**Set task**
Output the records exactly as they appear, with no pictures included.

•••

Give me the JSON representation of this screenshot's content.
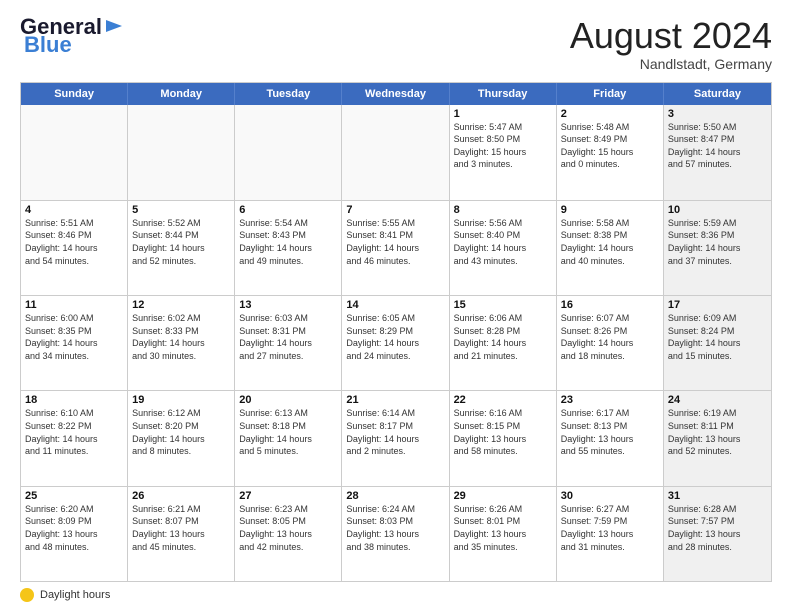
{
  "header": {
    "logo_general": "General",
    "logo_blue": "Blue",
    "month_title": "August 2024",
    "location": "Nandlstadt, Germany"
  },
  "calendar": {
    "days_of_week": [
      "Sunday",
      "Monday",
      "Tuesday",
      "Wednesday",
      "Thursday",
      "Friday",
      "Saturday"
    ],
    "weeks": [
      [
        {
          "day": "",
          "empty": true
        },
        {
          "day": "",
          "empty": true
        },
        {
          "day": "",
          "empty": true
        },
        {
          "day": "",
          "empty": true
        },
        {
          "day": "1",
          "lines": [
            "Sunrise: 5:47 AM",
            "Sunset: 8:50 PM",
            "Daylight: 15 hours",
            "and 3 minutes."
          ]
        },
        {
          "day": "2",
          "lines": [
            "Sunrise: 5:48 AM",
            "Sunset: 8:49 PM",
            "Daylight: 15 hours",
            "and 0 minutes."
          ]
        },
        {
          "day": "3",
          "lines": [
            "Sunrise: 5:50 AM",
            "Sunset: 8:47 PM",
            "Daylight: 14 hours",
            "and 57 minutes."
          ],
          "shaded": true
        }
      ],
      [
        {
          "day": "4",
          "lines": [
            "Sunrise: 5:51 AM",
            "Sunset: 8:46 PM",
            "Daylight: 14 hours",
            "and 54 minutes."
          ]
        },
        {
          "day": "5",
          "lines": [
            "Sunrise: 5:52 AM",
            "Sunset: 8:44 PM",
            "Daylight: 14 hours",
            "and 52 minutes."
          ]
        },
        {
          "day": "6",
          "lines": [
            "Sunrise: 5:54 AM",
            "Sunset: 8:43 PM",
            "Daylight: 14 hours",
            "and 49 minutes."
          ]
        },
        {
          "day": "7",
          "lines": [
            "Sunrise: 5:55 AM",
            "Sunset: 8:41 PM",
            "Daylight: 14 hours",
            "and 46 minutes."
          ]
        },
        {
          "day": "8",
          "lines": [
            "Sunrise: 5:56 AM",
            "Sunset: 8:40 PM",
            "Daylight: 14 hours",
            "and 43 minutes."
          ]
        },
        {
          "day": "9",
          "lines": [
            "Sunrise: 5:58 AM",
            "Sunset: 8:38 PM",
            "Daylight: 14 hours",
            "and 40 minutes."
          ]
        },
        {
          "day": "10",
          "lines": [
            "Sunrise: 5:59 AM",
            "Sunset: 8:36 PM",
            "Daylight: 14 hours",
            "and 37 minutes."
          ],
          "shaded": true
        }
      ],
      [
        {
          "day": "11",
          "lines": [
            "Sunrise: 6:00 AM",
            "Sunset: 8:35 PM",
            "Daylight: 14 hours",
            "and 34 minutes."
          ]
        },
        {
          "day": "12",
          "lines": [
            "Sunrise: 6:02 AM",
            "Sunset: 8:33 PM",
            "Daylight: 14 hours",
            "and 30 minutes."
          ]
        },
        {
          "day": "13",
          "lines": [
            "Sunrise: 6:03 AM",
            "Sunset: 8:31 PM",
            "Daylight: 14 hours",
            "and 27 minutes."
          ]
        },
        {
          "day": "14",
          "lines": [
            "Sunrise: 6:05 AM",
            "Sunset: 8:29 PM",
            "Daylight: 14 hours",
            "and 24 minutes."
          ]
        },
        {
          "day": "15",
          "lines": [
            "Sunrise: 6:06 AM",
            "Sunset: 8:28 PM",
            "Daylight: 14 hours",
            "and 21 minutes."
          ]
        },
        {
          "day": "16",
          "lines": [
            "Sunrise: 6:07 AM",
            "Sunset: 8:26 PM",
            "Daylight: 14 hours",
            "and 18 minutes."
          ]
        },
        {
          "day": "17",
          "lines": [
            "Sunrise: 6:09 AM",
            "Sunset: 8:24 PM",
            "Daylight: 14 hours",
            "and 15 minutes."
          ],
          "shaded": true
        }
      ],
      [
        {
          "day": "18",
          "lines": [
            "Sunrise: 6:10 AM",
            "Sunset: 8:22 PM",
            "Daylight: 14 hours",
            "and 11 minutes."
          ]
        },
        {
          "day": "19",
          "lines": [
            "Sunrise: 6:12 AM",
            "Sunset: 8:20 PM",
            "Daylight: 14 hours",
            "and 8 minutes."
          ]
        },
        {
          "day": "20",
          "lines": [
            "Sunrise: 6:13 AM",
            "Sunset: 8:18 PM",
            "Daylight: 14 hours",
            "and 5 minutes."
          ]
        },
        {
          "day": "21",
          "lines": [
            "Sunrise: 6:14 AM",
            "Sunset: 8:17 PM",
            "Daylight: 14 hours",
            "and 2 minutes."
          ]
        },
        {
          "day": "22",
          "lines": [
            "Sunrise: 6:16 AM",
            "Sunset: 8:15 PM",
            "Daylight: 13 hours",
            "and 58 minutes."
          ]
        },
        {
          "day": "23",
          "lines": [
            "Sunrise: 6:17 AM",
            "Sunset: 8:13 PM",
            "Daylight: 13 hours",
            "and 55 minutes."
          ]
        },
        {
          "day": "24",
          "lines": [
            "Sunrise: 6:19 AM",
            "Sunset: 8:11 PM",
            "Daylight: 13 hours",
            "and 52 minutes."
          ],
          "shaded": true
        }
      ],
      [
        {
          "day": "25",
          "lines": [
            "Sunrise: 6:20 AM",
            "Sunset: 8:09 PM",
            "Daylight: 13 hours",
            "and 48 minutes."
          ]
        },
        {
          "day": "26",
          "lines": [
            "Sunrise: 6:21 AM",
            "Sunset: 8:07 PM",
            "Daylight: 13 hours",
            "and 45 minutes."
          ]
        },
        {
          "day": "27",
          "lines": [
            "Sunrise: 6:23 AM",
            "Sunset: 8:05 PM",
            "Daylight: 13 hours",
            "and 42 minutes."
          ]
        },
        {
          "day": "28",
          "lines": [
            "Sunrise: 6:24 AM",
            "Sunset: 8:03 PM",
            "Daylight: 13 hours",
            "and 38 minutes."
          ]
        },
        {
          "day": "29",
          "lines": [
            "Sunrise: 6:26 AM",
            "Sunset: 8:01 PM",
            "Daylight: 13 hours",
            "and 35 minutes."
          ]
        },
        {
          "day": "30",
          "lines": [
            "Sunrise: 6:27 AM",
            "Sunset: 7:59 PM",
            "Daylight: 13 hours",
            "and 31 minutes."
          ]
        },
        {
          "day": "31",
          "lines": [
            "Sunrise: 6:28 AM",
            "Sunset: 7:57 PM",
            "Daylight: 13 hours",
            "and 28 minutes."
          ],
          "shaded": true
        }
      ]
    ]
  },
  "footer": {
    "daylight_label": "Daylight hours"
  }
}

•••

**Worked answer**
Give me the JSON representation of this screenshot's content.
{
  "header": {
    "logo_general": "General",
    "logo_blue": "Blue",
    "month_title": "August 2024",
    "location": "Nandlstadt, Germany"
  },
  "calendar": {
    "days_of_week": [
      "Sunday",
      "Monday",
      "Tuesday",
      "Wednesday",
      "Thursday",
      "Friday",
      "Saturday"
    ],
    "weeks": [
      [
        {
          "day": "",
          "empty": true
        },
        {
          "day": "",
          "empty": true
        },
        {
          "day": "",
          "empty": true
        },
        {
          "day": "",
          "empty": true
        },
        {
          "day": "1",
          "lines": [
            "Sunrise: 5:47 AM",
            "Sunset: 8:50 PM",
            "Daylight: 15 hours",
            "and 3 minutes."
          ]
        },
        {
          "day": "2",
          "lines": [
            "Sunrise: 5:48 AM",
            "Sunset: 8:49 PM",
            "Daylight: 15 hours",
            "and 0 minutes."
          ]
        },
        {
          "day": "3",
          "lines": [
            "Sunrise: 5:50 AM",
            "Sunset: 8:47 PM",
            "Daylight: 14 hours",
            "and 57 minutes."
          ],
          "shaded": true
        }
      ],
      [
        {
          "day": "4",
          "lines": [
            "Sunrise: 5:51 AM",
            "Sunset: 8:46 PM",
            "Daylight: 14 hours",
            "and 54 minutes."
          ]
        },
        {
          "day": "5",
          "lines": [
            "Sunrise: 5:52 AM",
            "Sunset: 8:44 PM",
            "Daylight: 14 hours",
            "and 52 minutes."
          ]
        },
        {
          "day": "6",
          "lines": [
            "Sunrise: 5:54 AM",
            "Sunset: 8:43 PM",
            "Daylight: 14 hours",
            "and 49 minutes."
          ]
        },
        {
          "day": "7",
          "lines": [
            "Sunrise: 5:55 AM",
            "Sunset: 8:41 PM",
            "Daylight: 14 hours",
            "and 46 minutes."
          ]
        },
        {
          "day": "8",
          "lines": [
            "Sunrise: 5:56 AM",
            "Sunset: 8:40 PM",
            "Daylight: 14 hours",
            "and 43 minutes."
          ]
        },
        {
          "day": "9",
          "lines": [
            "Sunrise: 5:58 AM",
            "Sunset: 8:38 PM",
            "Daylight: 14 hours",
            "and 40 minutes."
          ]
        },
        {
          "day": "10",
          "lines": [
            "Sunrise: 5:59 AM",
            "Sunset: 8:36 PM",
            "Daylight: 14 hours",
            "and 37 minutes."
          ],
          "shaded": true
        }
      ],
      [
        {
          "day": "11",
          "lines": [
            "Sunrise: 6:00 AM",
            "Sunset: 8:35 PM",
            "Daylight: 14 hours",
            "and 34 minutes."
          ]
        },
        {
          "day": "12",
          "lines": [
            "Sunrise: 6:02 AM",
            "Sunset: 8:33 PM",
            "Daylight: 14 hours",
            "and 30 minutes."
          ]
        },
        {
          "day": "13",
          "lines": [
            "Sunrise: 6:03 AM",
            "Sunset: 8:31 PM",
            "Daylight: 14 hours",
            "and 27 minutes."
          ]
        },
        {
          "day": "14",
          "lines": [
            "Sunrise: 6:05 AM",
            "Sunset: 8:29 PM",
            "Daylight: 14 hours",
            "and 24 minutes."
          ]
        },
        {
          "day": "15",
          "lines": [
            "Sunrise: 6:06 AM",
            "Sunset: 8:28 PM",
            "Daylight: 14 hours",
            "and 21 minutes."
          ]
        },
        {
          "day": "16",
          "lines": [
            "Sunrise: 6:07 AM",
            "Sunset: 8:26 PM",
            "Daylight: 14 hours",
            "and 18 minutes."
          ]
        },
        {
          "day": "17",
          "lines": [
            "Sunrise: 6:09 AM",
            "Sunset: 8:24 PM",
            "Daylight: 14 hours",
            "and 15 minutes."
          ],
          "shaded": true
        }
      ],
      [
        {
          "day": "18",
          "lines": [
            "Sunrise: 6:10 AM",
            "Sunset: 8:22 PM",
            "Daylight: 14 hours",
            "and 11 minutes."
          ]
        },
        {
          "day": "19",
          "lines": [
            "Sunrise: 6:12 AM",
            "Sunset: 8:20 PM",
            "Daylight: 14 hours",
            "and 8 minutes."
          ]
        },
        {
          "day": "20",
          "lines": [
            "Sunrise: 6:13 AM",
            "Sunset: 8:18 PM",
            "Daylight: 14 hours",
            "and 5 minutes."
          ]
        },
        {
          "day": "21",
          "lines": [
            "Sunrise: 6:14 AM",
            "Sunset: 8:17 PM",
            "Daylight: 14 hours",
            "and 2 minutes."
          ]
        },
        {
          "day": "22",
          "lines": [
            "Sunrise: 6:16 AM",
            "Sunset: 8:15 PM",
            "Daylight: 13 hours",
            "and 58 minutes."
          ]
        },
        {
          "day": "23",
          "lines": [
            "Sunrise: 6:17 AM",
            "Sunset: 8:13 PM",
            "Daylight: 13 hours",
            "and 55 minutes."
          ]
        },
        {
          "day": "24",
          "lines": [
            "Sunrise: 6:19 AM",
            "Sunset: 8:11 PM",
            "Daylight: 13 hours",
            "and 52 minutes."
          ],
          "shaded": true
        }
      ],
      [
        {
          "day": "25",
          "lines": [
            "Sunrise: 6:20 AM",
            "Sunset: 8:09 PM",
            "Daylight: 13 hours",
            "and 48 minutes."
          ]
        },
        {
          "day": "26",
          "lines": [
            "Sunrise: 6:21 AM",
            "Sunset: 8:07 PM",
            "Daylight: 13 hours",
            "and 45 minutes."
          ]
        },
        {
          "day": "27",
          "lines": [
            "Sunrise: 6:23 AM",
            "Sunset: 8:05 PM",
            "Daylight: 13 hours",
            "and 42 minutes."
          ]
        },
        {
          "day": "28",
          "lines": [
            "Sunrise: 6:24 AM",
            "Sunset: 8:03 PM",
            "Daylight: 13 hours",
            "and 38 minutes."
          ]
        },
        {
          "day": "29",
          "lines": [
            "Sunrise: 6:26 AM",
            "Sunset: 8:01 PM",
            "Daylight: 13 hours",
            "and 35 minutes."
          ]
        },
        {
          "day": "30",
          "lines": [
            "Sunrise: 6:27 AM",
            "Sunset: 7:59 PM",
            "Daylight: 13 hours",
            "and 31 minutes."
          ]
        },
        {
          "day": "31",
          "lines": [
            "Sunrise: 6:28 AM",
            "Sunset: 7:57 PM",
            "Daylight: 13 hours",
            "and 28 minutes."
          ],
          "shaded": true
        }
      ]
    ]
  },
  "footer": {
    "daylight_label": "Daylight hours"
  }
}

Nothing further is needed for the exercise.